-- START OF Data supplied --
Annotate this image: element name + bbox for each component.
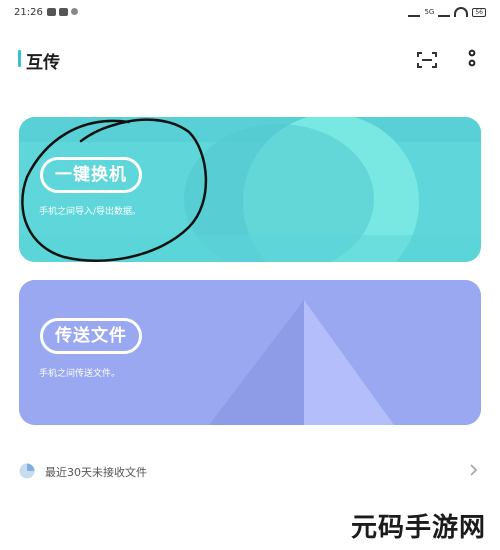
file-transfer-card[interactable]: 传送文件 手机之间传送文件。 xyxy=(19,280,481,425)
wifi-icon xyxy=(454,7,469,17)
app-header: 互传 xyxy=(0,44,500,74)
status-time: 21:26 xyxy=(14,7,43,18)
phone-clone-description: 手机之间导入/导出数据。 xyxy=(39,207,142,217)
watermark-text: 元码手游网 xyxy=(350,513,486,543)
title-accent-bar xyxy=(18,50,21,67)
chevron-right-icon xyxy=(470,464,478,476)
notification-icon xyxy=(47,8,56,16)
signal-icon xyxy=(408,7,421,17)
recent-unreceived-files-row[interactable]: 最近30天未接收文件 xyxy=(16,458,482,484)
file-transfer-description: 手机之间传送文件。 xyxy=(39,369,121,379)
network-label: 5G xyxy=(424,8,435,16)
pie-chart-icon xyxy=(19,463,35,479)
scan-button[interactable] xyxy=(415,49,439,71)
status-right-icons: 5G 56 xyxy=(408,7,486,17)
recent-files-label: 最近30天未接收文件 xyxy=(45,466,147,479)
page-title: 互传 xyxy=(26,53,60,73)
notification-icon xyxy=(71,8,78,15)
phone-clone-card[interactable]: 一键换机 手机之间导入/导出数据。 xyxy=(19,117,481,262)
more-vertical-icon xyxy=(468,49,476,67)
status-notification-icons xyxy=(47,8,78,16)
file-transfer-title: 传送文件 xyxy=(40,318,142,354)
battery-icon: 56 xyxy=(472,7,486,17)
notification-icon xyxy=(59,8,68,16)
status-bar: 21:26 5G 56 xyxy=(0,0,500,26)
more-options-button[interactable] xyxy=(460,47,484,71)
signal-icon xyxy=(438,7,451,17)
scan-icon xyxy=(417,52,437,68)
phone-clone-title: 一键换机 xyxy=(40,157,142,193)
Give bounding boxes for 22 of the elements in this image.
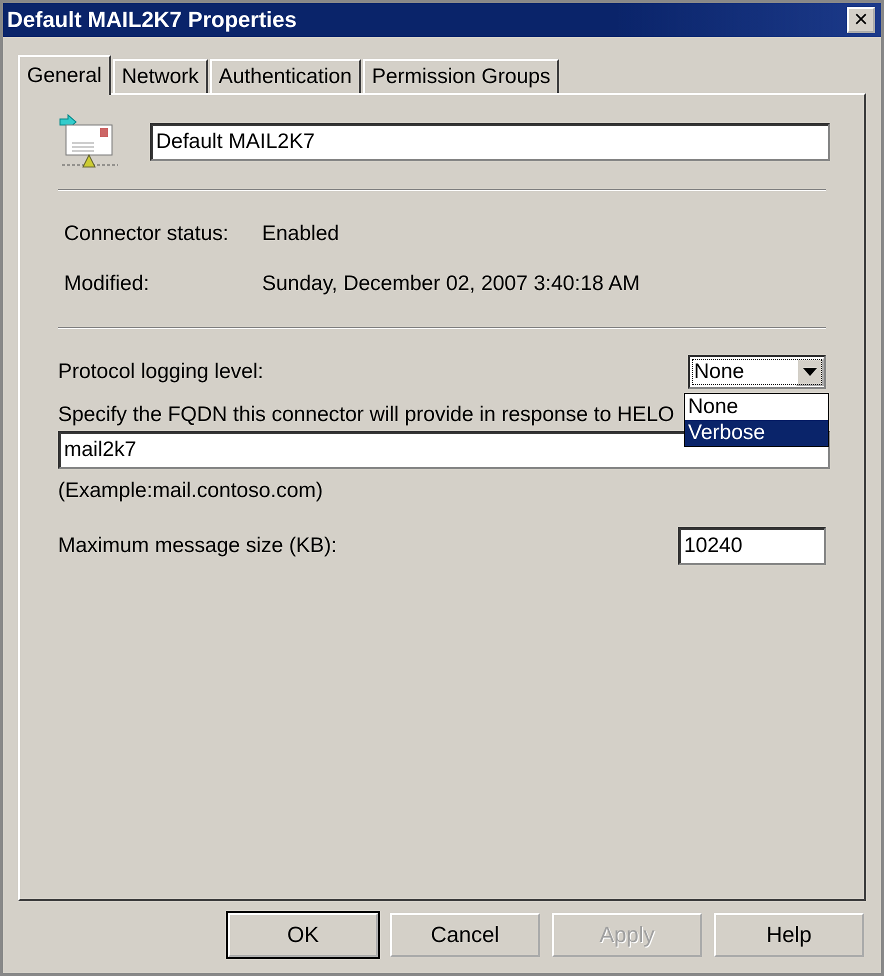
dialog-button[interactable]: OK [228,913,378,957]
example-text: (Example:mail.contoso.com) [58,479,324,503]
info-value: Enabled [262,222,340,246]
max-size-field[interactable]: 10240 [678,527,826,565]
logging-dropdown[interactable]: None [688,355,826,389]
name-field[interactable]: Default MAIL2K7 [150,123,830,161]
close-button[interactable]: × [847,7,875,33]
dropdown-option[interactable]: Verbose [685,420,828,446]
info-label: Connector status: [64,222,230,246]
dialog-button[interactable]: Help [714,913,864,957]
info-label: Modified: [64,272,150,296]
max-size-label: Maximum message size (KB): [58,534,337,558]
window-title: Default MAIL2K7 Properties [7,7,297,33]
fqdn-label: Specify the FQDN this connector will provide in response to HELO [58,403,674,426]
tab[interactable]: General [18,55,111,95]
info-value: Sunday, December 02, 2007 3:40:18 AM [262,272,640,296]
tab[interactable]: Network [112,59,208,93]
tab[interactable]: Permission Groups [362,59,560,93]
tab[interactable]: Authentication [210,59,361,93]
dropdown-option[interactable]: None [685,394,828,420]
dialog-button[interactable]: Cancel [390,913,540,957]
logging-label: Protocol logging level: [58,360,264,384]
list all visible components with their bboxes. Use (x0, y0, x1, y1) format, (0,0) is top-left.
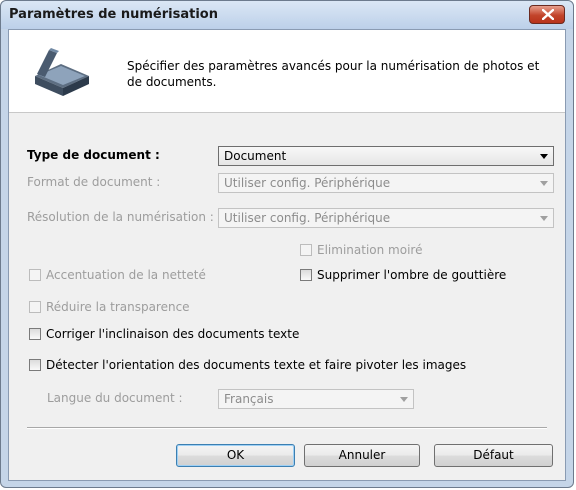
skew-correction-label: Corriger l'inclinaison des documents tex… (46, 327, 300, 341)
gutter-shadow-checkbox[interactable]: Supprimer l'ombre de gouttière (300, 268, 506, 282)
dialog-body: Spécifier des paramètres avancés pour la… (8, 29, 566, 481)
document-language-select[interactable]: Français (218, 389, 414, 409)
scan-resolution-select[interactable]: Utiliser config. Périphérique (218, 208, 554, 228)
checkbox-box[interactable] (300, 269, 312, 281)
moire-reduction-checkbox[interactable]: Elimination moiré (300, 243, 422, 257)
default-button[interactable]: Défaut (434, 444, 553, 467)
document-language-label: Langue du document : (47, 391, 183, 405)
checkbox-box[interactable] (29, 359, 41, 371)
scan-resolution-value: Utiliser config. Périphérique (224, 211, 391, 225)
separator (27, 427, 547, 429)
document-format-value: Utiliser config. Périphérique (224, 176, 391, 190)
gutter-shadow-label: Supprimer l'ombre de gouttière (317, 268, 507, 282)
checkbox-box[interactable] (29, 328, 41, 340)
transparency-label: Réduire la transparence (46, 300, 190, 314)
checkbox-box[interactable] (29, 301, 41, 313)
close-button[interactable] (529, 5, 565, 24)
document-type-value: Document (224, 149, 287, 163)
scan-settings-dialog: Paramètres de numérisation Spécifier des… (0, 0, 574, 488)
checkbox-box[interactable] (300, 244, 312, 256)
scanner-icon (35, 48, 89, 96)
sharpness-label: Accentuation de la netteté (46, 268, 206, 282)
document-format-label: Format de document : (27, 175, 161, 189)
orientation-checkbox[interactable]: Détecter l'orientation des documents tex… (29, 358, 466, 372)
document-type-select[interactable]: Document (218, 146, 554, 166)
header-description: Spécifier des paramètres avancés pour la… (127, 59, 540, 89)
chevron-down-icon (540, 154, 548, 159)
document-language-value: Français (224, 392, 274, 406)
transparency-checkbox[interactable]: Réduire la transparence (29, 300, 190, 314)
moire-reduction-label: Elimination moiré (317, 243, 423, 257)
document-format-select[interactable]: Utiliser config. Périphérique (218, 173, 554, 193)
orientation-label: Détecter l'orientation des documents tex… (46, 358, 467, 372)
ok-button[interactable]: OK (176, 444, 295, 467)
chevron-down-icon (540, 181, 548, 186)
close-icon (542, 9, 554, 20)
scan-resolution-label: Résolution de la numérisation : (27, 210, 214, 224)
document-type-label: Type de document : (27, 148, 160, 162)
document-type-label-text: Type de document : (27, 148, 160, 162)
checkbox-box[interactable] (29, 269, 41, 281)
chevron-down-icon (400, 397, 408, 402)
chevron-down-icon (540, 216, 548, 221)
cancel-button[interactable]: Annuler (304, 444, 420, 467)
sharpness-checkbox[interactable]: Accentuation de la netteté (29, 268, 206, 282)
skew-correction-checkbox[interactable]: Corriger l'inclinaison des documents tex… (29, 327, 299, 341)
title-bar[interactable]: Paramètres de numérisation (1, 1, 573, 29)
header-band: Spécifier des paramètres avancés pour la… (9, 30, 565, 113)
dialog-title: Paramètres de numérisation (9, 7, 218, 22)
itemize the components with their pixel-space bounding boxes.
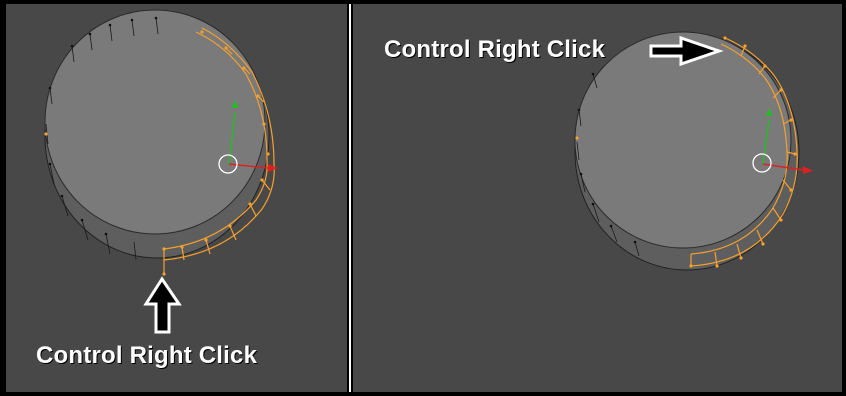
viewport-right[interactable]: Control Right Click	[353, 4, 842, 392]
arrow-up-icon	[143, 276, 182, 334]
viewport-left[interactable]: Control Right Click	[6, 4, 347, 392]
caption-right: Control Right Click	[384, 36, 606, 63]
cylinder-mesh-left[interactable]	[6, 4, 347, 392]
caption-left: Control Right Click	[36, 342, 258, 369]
-- END OF Data supplied --
Stated exercise. Reproduce every line of the data above verbatim, omitting the picture placeholders.

Solution.
Annotate this image: element name + bbox for each component.
file-transfer-card[interactable]: 传送文件 手机之间传送文件。 xyxy=(19,280,481,425)
wifi-icon xyxy=(454,7,469,17)
app-header: 互传 xyxy=(0,44,500,74)
status-time: 21:26 xyxy=(14,7,43,18)
phone-clone-description: 手机之间导入/导出数据。 xyxy=(39,207,142,217)
watermark-text: 元码手游网 xyxy=(350,513,486,543)
title-accent-bar xyxy=(18,50,21,67)
chevron-right-icon xyxy=(470,464,478,476)
notification-icon xyxy=(47,8,56,16)
signal-icon xyxy=(408,7,421,17)
recent-unreceived-files-row[interactable]: 最近30天未接收文件 xyxy=(16,458,482,484)
file-transfer-description: 手机之间传送文件。 xyxy=(39,369,121,379)
network-label: 5G xyxy=(424,8,435,16)
pie-chart-icon xyxy=(19,463,35,479)
scan-button[interactable] xyxy=(415,49,439,71)
status-right-icons: 5G 56 xyxy=(408,7,486,17)
recent-files-label: 最近30天未接收文件 xyxy=(45,466,147,479)
page-title: 互传 xyxy=(26,53,60,73)
notification-icon xyxy=(71,8,78,15)
phone-clone-card[interactable]: 一键换机 手机之间导入/导出数据。 xyxy=(19,117,481,262)
more-vertical-icon xyxy=(468,49,476,67)
status-notification-icons xyxy=(47,8,78,16)
file-transfer-title: 传送文件 xyxy=(40,318,142,354)
battery-icon: 56 xyxy=(472,7,486,17)
notification-icon xyxy=(59,8,68,16)
status-bar: 21:26 5G 56 xyxy=(0,0,500,26)
more-options-button[interactable] xyxy=(460,47,484,71)
signal-icon xyxy=(438,7,451,17)
scan-icon xyxy=(417,52,437,68)
phone-clone-title: 一键换机 xyxy=(40,157,142,193)
Give bounding boxes for 22 of the elements in this image.
dialog-button[interactable]: OK [228,913,378,957]
example-text: (Example:mail.contoso.com) [58,479,324,503]
info-value: Enabled [262,222,340,246]
max-size-field[interactable]: 10240 [678,527,826,565]
logging-dropdown[interactable]: None [688,355,826,389]
name-field[interactable]: Default MAIL2K7 [150,123,830,161]
close-button[interactable]: × [847,7,875,33]
dropdown-option[interactable]: Verbose [685,420,828,446]
info-label: Connector status: [64,222,230,246]
dialog-button[interactable]: Help [714,913,864,957]
info-label: Modified: [64,272,150,296]
max-size-label: Maximum message size (KB): [58,534,337,558]
window-title: Default MAIL2K7 Properties [7,7,297,33]
fqdn-label: Specify the FQDN this connector will provide in response to HELO [58,403,674,426]
tab[interactable]: General [18,55,111,95]
info-value: Sunday, December 02, 2007 3:40:18 AM [262,272,640,296]
tab[interactable]: Network [112,59,208,93]
tab[interactable]: Permission Groups [362,59,560,93]
tab[interactable]: Authentication [210,59,361,93]
dropdown-option[interactable]: None [685,394,828,420]
dialog-button[interactable]: Cancel [390,913,540,957]
logging-label: Protocol logging level: [58,360,264,384]
list all visible components with their bboxes. Use (x0, y0, x1, y1) format, (0,0) is top-left.
skew-correction-label: Corriger l'inclinaison des documents tex… (46, 327, 300, 341)
gutter-shadow-checkbox[interactable]: Supprimer l'ombre de gouttière (300, 268, 506, 282)
dialog-body: Spécifier des paramètres avancés pour la… (8, 29, 566, 481)
document-language-select[interactable]: Français (218, 389, 414, 409)
scan-resolution-select[interactable]: Utiliser config. Périphérique (218, 208, 554, 228)
checkbox-box[interactable] (300, 269, 312, 281)
moire-reduction-checkbox[interactable]: Elimination moiré (300, 243, 422, 257)
default-button[interactable]: Défaut (434, 444, 553, 467)
document-language-label: Langue du document : (47, 391, 183, 405)
checkbox-box[interactable] (29, 359, 41, 371)
scan-resolution-value: Utiliser config. Périphérique (224, 211, 391, 225)
separator (27, 427, 547, 429)
document-format-value: Utiliser config. Périphérique (224, 176, 391, 190)
gutter-shadow-label: Supprimer l'ombre de gouttière (317, 268, 507, 282)
checkbox-box[interactable] (29, 328, 41, 340)
transparency-label: Réduire la transparence (46, 300, 190, 314)
checkbox-box[interactable] (29, 301, 41, 313)
close-button[interactable] (529, 5, 565, 24)
document-type-value: Document (224, 149, 287, 163)
scan-settings-dialog: Paramètres de numérisation Spécifier des… (0, 0, 574, 488)
checkbox-box[interactable] (300, 244, 312, 256)
scanner-icon (35, 48, 89, 96)
sharpness-label: Accentuation de la netteté (46, 268, 206, 282)
document-format-label: Format de document : (27, 175, 161, 189)
orientation-checkbox[interactable]: Détecter l'orientation des documents tex… (29, 358, 466, 372)
document-type-select[interactable]: Document (218, 146, 554, 166)
header-description: Spécifier des paramètres avancés pour la… (127, 59, 540, 89)
chevron-down-icon (540, 154, 548, 159)
document-language-value: Français (224, 392, 274, 406)
transparency-checkbox[interactable]: Réduire la transparence (29, 300, 190, 314)
moire-reduction-label: Elimination moiré (317, 243, 423, 257)
document-format-select[interactable]: Utiliser config. Périphérique (218, 173, 554, 193)
orientation-label: Détecter l'orientation des documents tex… (46, 358, 467, 372)
ok-button[interactable]: OK (176, 444, 295, 467)
chevron-down-icon (540, 181, 548, 186)
close-icon (542, 9, 554, 20)
scan-resolution-label: Résolution de la numérisation : (27, 210, 214, 224)
document-type-label: Type de document : (27, 148, 160, 162)
document-type-label-text: Type de document : (27, 148, 160, 162)
checkbox-box[interactable] (29, 269, 41, 281)
chevron-down-icon (400, 397, 408, 402)
chevron-down-icon (540, 216, 548, 221)
cancel-button[interactable]: Annuler (304, 444, 420, 467)
sharpness-checkbox[interactable]: Accentuation de la netteté (29, 268, 206, 282)
skew-correction-checkbox[interactable]: Corriger l'inclinaison des documents tex… (29, 327, 299, 341)
title-bar[interactable]: Paramètres de numérisation (1, 1, 573, 29)
header-band: Spécifier des paramètres avancés pour la… (9, 30, 565, 113)
dialog-title: Paramètres de numérisation (9, 7, 218, 22)
itemize the components with their pixel-space bounding boxes.
viewport-right[interactable]: Control Right Click	[353, 4, 842, 392]
arrow-up-icon	[143, 276, 182, 334]
viewport-left[interactable]: Control Right Click	[6, 4, 347, 392]
caption-right: Control Right Click	[384, 36, 606, 63]
cylinder-mesh-left[interactable]	[6, 4, 347, 392]
caption-left: Control Right Click	[36, 342, 258, 369]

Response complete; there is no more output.